-- Start of Source data --
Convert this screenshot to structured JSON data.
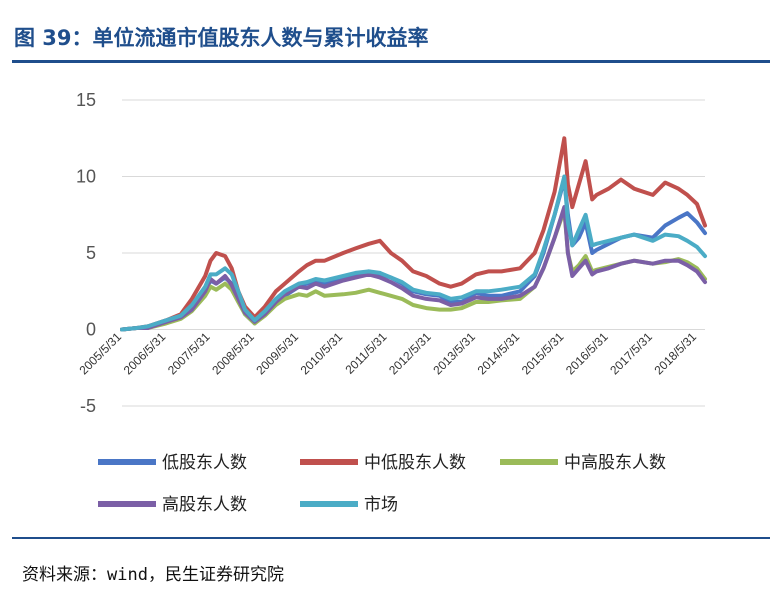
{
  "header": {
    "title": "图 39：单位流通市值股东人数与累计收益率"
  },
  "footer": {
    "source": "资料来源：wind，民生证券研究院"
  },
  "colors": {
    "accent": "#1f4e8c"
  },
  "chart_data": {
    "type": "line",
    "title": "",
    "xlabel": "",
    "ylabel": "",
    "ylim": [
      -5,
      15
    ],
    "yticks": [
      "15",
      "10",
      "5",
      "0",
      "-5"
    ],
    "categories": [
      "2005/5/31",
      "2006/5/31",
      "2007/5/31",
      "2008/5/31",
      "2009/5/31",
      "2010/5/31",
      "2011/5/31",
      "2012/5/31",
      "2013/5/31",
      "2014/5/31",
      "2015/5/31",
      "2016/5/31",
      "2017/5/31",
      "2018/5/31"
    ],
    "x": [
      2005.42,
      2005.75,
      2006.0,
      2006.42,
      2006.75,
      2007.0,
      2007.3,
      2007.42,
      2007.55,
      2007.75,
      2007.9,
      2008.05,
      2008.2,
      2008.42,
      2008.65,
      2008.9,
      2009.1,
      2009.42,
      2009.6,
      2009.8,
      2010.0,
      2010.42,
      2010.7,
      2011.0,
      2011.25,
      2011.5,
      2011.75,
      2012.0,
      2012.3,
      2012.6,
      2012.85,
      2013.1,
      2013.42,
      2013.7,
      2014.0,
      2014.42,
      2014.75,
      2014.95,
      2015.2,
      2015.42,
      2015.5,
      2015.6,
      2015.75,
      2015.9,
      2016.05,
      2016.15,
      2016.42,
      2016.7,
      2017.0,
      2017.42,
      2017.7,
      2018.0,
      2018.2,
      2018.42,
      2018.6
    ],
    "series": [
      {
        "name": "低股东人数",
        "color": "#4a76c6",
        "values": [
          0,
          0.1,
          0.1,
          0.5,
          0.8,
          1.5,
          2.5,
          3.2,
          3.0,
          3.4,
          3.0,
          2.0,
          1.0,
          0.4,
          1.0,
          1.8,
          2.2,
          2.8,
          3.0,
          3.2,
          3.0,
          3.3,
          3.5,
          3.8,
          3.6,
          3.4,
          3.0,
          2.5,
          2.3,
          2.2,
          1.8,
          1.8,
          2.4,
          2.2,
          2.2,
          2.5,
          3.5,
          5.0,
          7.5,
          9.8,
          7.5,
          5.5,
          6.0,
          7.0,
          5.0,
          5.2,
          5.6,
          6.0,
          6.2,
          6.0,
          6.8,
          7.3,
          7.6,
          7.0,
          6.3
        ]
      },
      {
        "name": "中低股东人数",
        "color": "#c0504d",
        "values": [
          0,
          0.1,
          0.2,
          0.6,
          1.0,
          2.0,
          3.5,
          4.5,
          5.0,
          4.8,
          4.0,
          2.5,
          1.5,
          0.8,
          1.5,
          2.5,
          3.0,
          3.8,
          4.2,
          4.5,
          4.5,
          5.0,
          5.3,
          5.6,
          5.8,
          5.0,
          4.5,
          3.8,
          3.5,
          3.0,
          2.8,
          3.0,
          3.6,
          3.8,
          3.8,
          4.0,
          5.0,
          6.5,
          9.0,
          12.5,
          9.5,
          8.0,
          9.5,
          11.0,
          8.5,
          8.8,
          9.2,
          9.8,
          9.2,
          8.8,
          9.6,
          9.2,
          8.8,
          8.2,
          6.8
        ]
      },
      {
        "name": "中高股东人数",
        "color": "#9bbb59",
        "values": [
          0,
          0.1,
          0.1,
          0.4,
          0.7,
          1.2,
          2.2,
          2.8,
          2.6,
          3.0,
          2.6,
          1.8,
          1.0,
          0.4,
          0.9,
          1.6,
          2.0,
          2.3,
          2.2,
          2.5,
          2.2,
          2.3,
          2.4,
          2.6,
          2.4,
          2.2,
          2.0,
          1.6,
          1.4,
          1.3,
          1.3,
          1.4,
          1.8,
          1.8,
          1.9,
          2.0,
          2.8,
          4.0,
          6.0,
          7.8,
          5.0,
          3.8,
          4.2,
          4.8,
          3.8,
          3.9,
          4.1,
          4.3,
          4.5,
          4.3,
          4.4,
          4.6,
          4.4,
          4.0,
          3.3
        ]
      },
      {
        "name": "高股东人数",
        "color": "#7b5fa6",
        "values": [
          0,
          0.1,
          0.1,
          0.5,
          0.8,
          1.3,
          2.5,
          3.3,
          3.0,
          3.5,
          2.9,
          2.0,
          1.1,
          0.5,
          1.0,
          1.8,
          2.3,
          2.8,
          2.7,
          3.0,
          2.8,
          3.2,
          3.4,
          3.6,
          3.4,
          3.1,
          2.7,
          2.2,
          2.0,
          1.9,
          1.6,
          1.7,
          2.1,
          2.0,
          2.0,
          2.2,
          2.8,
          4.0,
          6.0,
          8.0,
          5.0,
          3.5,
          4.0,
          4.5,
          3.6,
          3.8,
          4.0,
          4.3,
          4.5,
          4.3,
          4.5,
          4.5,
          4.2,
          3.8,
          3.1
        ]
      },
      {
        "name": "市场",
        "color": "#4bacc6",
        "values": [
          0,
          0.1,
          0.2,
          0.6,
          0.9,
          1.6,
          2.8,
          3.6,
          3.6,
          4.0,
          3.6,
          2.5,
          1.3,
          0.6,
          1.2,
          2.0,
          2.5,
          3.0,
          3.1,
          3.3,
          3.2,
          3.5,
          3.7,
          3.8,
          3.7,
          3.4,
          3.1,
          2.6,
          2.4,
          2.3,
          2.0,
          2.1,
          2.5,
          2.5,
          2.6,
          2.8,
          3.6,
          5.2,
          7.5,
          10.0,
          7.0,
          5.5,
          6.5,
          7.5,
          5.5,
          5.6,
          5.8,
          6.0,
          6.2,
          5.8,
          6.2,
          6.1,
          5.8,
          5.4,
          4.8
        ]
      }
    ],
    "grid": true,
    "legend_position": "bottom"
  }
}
-- End of Source data --
What you should do:
Strip the images and reproduce the remaining records precisely.

Answer below:
Convert this screenshot to structured JSON data.
{
  "header": {
    "title": "图 39：单位流通市值股东人数与累计收益率"
  },
  "footer": {
    "source": "资料来源：wind，民生证券研究院"
  },
  "colors": {
    "accent": "#1f4e8c"
  },
  "chart_data": {
    "type": "line",
    "title": "",
    "xlabel": "",
    "ylabel": "",
    "ylim": [
      -5,
      15
    ],
    "yticks": [
      "15",
      "10",
      "5",
      "0",
      "-5"
    ],
    "categories": [
      "2005/5/31",
      "2006/5/31",
      "2007/5/31",
      "2008/5/31",
      "2009/5/31",
      "2010/5/31",
      "2011/5/31",
      "2012/5/31",
      "2013/5/31",
      "2014/5/31",
      "2015/5/31",
      "2016/5/31",
      "2017/5/31",
      "2018/5/31"
    ],
    "x": [
      2005.42,
      2005.75,
      2006.0,
      2006.42,
      2006.75,
      2007.0,
      2007.3,
      2007.42,
      2007.55,
      2007.75,
      2007.9,
      2008.05,
      2008.2,
      2008.42,
      2008.65,
      2008.9,
      2009.1,
      2009.42,
      2009.6,
      2009.8,
      2010.0,
      2010.42,
      2010.7,
      2011.0,
      2011.25,
      2011.5,
      2011.75,
      2012.0,
      2012.3,
      2012.6,
      2012.85,
      2013.1,
      2013.42,
      2013.7,
      2014.0,
      2014.42,
      2014.75,
      2014.95,
      2015.2,
      2015.42,
      2015.5,
      2015.6,
      2015.75,
      2015.9,
      2016.05,
      2016.15,
      2016.42,
      2016.7,
      2017.0,
      2017.42,
      2017.7,
      2018.0,
      2018.2,
      2018.42,
      2018.6
    ],
    "series": [
      {
        "name": "低股东人数",
        "color": "#4a76c6",
        "values": [
          0,
          0.1,
          0.1,
          0.5,
          0.8,
          1.5,
          2.5,
          3.2,
          3.0,
          3.4,
          3.0,
          2.0,
          1.0,
          0.4,
          1.0,
          1.8,
          2.2,
          2.8,
          3.0,
          3.2,
          3.0,
          3.3,
          3.5,
          3.8,
          3.6,
          3.4,
          3.0,
          2.5,
          2.3,
          2.2,
          1.8,
          1.8,
          2.4,
          2.2,
          2.2,
          2.5,
          3.5,
          5.0,
          7.5,
          9.8,
          7.5,
          5.5,
          6.0,
          7.0,
          5.0,
          5.2,
          5.6,
          6.0,
          6.2,
          6.0,
          6.8,
          7.3,
          7.6,
          7.0,
          6.3
        ]
      },
      {
        "name": "中低股东人数",
        "color": "#c0504d",
        "values": [
          0,
          0.1,
          0.2,
          0.6,
          1.0,
          2.0,
          3.5,
          4.5,
          5.0,
          4.8,
          4.0,
          2.5,
          1.5,
          0.8,
          1.5,
          2.5,
          3.0,
          3.8,
          4.2,
          4.5,
          4.5,
          5.0,
          5.3,
          5.6,
          5.8,
          5.0,
          4.5,
          3.8,
          3.5,
          3.0,
          2.8,
          3.0,
          3.6,
          3.8,
          3.8,
          4.0,
          5.0,
          6.5,
          9.0,
          12.5,
          9.5,
          8.0,
          9.5,
          11.0,
          8.5,
          8.8,
          9.2,
          9.8,
          9.2,
          8.8,
          9.6,
          9.2,
          8.8,
          8.2,
          6.8
        ]
      },
      {
        "name": "中高股东人数",
        "color": "#9bbb59",
        "values": [
          0,
          0.1,
          0.1,
          0.4,
          0.7,
          1.2,
          2.2,
          2.8,
          2.6,
          3.0,
          2.6,
          1.8,
          1.0,
          0.4,
          0.9,
          1.6,
          2.0,
          2.3,
          2.2,
          2.5,
          2.2,
          2.3,
          2.4,
          2.6,
          2.4,
          2.2,
          2.0,
          1.6,
          1.4,
          1.3,
          1.3,
          1.4,
          1.8,
          1.8,
          1.9,
          2.0,
          2.8,
          4.0,
          6.0,
          7.8,
          5.0,
          3.8,
          4.2,
          4.8,
          3.8,
          3.9,
          4.1,
          4.3,
          4.5,
          4.3,
          4.4,
          4.6,
          4.4,
          4.0,
          3.3
        ]
      },
      {
        "name": "高股东人数",
        "color": "#7b5fa6",
        "values": [
          0,
          0.1,
          0.1,
          0.5,
          0.8,
          1.3,
          2.5,
          3.3,
          3.0,
          3.5,
          2.9,
          2.0,
          1.1,
          0.5,
          1.0,
          1.8,
          2.3,
          2.8,
          2.7,
          3.0,
          2.8,
          3.2,
          3.4,
          3.6,
          3.4,
          3.1,
          2.7,
          2.2,
          2.0,
          1.9,
          1.6,
          1.7,
          2.1,
          2.0,
          2.0,
          2.2,
          2.8,
          4.0,
          6.0,
          8.0,
          5.0,
          3.5,
          4.0,
          4.5,
          3.6,
          3.8,
          4.0,
          4.3,
          4.5,
          4.3,
          4.5,
          4.5,
          4.2,
          3.8,
          3.1
        ]
      },
      {
        "name": "市场",
        "color": "#4bacc6",
        "values": [
          0,
          0.1,
          0.2,
          0.6,
          0.9,
          1.6,
          2.8,
          3.6,
          3.6,
          4.0,
          3.6,
          2.5,
          1.3,
          0.6,
          1.2,
          2.0,
          2.5,
          3.0,
          3.1,
          3.3,
          3.2,
          3.5,
          3.7,
          3.8,
          3.7,
          3.4,
          3.1,
          2.6,
          2.4,
          2.3,
          2.0,
          2.1,
          2.5,
          2.5,
          2.6,
          2.8,
          3.6,
          5.2,
          7.5,
          10.0,
          7.0,
          5.5,
          6.5,
          7.5,
          5.5,
          5.6,
          5.8,
          6.0,
          6.2,
          5.8,
          6.2,
          6.1,
          5.8,
          5.4,
          4.8
        ]
      }
    ],
    "grid": true,
    "legend_position": "bottom"
  }
}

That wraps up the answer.